__Brief__
Return, word for word, every line that follows.

__Task inputs__
+ + + +

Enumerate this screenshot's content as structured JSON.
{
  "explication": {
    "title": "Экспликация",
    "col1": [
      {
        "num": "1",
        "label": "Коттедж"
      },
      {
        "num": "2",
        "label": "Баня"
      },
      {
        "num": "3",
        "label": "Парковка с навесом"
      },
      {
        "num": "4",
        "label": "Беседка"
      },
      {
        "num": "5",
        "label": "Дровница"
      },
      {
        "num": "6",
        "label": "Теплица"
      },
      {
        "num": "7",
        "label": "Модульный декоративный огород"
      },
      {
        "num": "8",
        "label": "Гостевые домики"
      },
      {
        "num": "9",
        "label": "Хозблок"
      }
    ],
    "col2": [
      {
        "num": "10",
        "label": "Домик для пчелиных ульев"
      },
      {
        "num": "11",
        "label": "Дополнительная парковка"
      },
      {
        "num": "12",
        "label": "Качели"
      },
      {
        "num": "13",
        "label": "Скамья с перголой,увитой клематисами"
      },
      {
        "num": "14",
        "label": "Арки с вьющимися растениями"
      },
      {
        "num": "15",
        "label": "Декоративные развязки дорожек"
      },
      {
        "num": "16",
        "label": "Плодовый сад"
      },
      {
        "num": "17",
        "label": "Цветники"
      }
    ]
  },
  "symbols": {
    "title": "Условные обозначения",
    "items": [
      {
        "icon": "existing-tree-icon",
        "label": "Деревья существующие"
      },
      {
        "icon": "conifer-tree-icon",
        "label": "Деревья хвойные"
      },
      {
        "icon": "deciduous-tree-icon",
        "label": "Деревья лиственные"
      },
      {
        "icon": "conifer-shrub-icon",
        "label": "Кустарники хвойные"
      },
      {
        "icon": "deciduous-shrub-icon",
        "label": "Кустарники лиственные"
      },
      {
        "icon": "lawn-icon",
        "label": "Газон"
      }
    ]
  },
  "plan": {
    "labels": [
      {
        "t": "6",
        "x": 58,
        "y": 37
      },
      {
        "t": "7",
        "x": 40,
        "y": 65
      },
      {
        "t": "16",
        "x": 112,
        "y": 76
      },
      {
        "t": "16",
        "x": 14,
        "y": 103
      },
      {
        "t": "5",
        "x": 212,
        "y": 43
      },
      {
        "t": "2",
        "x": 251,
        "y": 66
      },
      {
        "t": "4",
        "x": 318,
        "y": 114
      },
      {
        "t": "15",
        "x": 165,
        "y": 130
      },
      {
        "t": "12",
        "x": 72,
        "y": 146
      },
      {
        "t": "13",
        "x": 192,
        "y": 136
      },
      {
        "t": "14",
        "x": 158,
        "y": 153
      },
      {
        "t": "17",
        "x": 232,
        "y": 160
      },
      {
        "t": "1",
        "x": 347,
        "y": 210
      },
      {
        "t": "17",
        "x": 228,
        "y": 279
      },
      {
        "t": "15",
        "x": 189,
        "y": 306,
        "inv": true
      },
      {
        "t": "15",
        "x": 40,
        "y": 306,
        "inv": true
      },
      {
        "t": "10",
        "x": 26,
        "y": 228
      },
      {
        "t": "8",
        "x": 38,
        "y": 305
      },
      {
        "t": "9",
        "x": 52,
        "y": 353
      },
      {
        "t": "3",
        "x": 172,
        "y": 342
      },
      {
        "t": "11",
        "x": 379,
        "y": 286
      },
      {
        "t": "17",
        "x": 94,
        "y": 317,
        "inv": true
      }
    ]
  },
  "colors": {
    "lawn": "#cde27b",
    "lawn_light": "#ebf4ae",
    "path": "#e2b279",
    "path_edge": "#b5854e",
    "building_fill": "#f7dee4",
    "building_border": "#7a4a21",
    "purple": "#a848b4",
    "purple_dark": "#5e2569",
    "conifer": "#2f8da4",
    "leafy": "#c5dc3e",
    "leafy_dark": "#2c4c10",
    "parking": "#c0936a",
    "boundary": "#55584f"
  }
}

+ + + +

__Answer to this task__
Enumerate this screenshot's content as structured JSON.
{
  "explication": {
    "title": "Экспликация",
    "col1": [
      {
        "num": "1",
        "label": "Коттедж"
      },
      {
        "num": "2",
        "label": "Баня"
      },
      {
        "num": "3",
        "label": "Парковка с навесом"
      },
      {
        "num": "4",
        "label": "Беседка"
      },
      {
        "num": "5",
        "label": "Дровница"
      },
      {
        "num": "6",
        "label": "Теплица"
      },
      {
        "num": "7",
        "label": "Модульный декоративный огород"
      },
      {
        "num": "8",
        "label": "Гостевые домики"
      },
      {
        "num": "9",
        "label": "Хозблок"
      }
    ],
    "col2": [
      {
        "num": "10",
        "label": "Домик для пчелиных ульев"
      },
      {
        "num": "11",
        "label": "Дополнительная парковка"
      },
      {
        "num": "12",
        "label": "Качели"
      },
      {
        "num": "13",
        "label": "Скамья с перголой,увитой клематисами"
      },
      {
        "num": "14",
        "label": "Арки с вьющимися растениями"
      },
      {
        "num": "15",
        "label": "Декоративные развязки дорожек"
      },
      {
        "num": "16",
        "label": "Плодовый сад"
      },
      {
        "num": "17",
        "label": "Цветники"
      }
    ]
  },
  "symbols": {
    "title": "Условные обозначения",
    "items": [
      {
        "icon": "existing-tree-icon",
        "label": "Деревья существующие"
      },
      {
        "icon": "conifer-tree-icon",
        "label": "Деревья хвойные"
      },
      {
        "icon": "deciduous-tree-icon",
        "label": "Деревья лиственные"
      },
      {
        "icon": "conifer-shrub-icon",
        "label": "Кустарники хвойные"
      },
      {
        "icon": "deciduous-shrub-icon",
        "label": "Кустарники лиственные"
      },
      {
        "icon": "lawn-icon",
        "label": "Газон"
      }
    ]
  },
  "plan": {
    "labels": [
      {
        "t": "6",
        "x": 58,
        "y": 37
      },
      {
        "t": "7",
        "x": 40,
        "y": 65
      },
      {
        "t": "16",
        "x": 112,
        "y": 76
      },
      {
        "t": "16",
        "x": 14,
        "y": 103
      },
      {
        "t": "5",
        "x": 212,
        "y": 43
      },
      {
        "t": "2",
        "x": 251,
        "y": 66
      },
      {
        "t": "4",
        "x": 318,
        "y": 114
      },
      {
        "t": "15",
        "x": 165,
        "y": 130
      },
      {
        "t": "12",
        "x": 72,
        "y": 146
      },
      {
        "t": "13",
        "x": 192,
        "y": 136
      },
      {
        "t": "14",
        "x": 158,
        "y": 153
      },
      {
        "t": "17",
        "x": 232,
        "y": 160
      },
      {
        "t": "1",
        "x": 347,
        "y": 210
      },
      {
        "t": "17",
        "x": 228,
        "y": 279
      },
      {
        "t": "15",
        "x": 189,
        "y": 306,
        "inv": true
      },
      {
        "t": "15",
        "x": 40,
        "y": 306,
        "inv": true
      },
      {
        "t": "10",
        "x": 26,
        "y": 228
      },
      {
        "t": "8",
        "x": 38,
        "y": 305
      },
      {
        "t": "9",
        "x": 52,
        "y": 353
      },
      {
        "t": "3",
        "x": 172,
        "y": 342
      },
      {
        "t": "11",
        "x": 379,
        "y": 286
      },
      {
        "t": "17",
        "x": 94,
        "y": 317,
        "inv": true
      }
    ]
  },
  "colors": {
    "lawn": "#cde27b",
    "lawn_light": "#ebf4ae",
    "path": "#e2b279",
    "path_edge": "#b5854e",
    "building_fill": "#f7dee4",
    "building_border": "#7a4a21",
    "purple": "#a848b4",
    "purple_dark": "#5e2569",
    "conifer": "#2f8da4",
    "leafy": "#c5dc3e",
    "leafy_dark": "#2c4c10",
    "parking": "#c0936a",
    "boundary": "#55584f"
  }
}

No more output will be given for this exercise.